_Exercise brief_. Any picture among the records should be left out, please; retype the rest exactly.

Stored records:
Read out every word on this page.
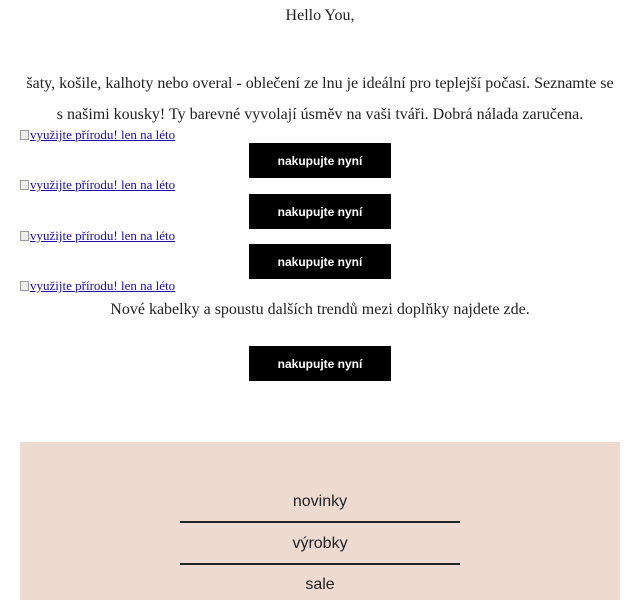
Hello You,
šaty, košile, kalhoty nebo overal - oblečení ze lnu je ideální pro teplejší počasí. Seznamte se s našimi kousky! Ty barevné vyvolají úsměv na vaši tváři. Dobrá nálada zaručena.
využijte přírodu! len na léto
nakupujte nyní
využijte přírodu! len na léto
nakupujte nyní
využijte přírodu! len na léto
nakupujte nyní
využijte přírodu! len na léto
Nové kabelky a spoustu dalších trendů mezi doplňky najdete zde.
nakupujte nyní
novinky
výrobky
sale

_Task result_.
Read out every word on this page.
Hello You,
šaty, košile, kalhoty nebo overal - oblečení ze lnu je ideální pro teplejší počasí. Seznamte se s našimi kousky! Ty barevné vyvolají úsměv na vaši tváři. Dobrá nálada zaručena.
využijte přírodu! len na léto
nakupujte nyní
využijte přírodu! len na léto
nakupujte nyní
využijte přírodu! len na léto
nakupujte nyní
využijte přírodu! len na léto
Nové kabelky a spoustu dalších trendů mezi doplňky najdete zde.
nakupujte nyní
novinky
výrobky
sale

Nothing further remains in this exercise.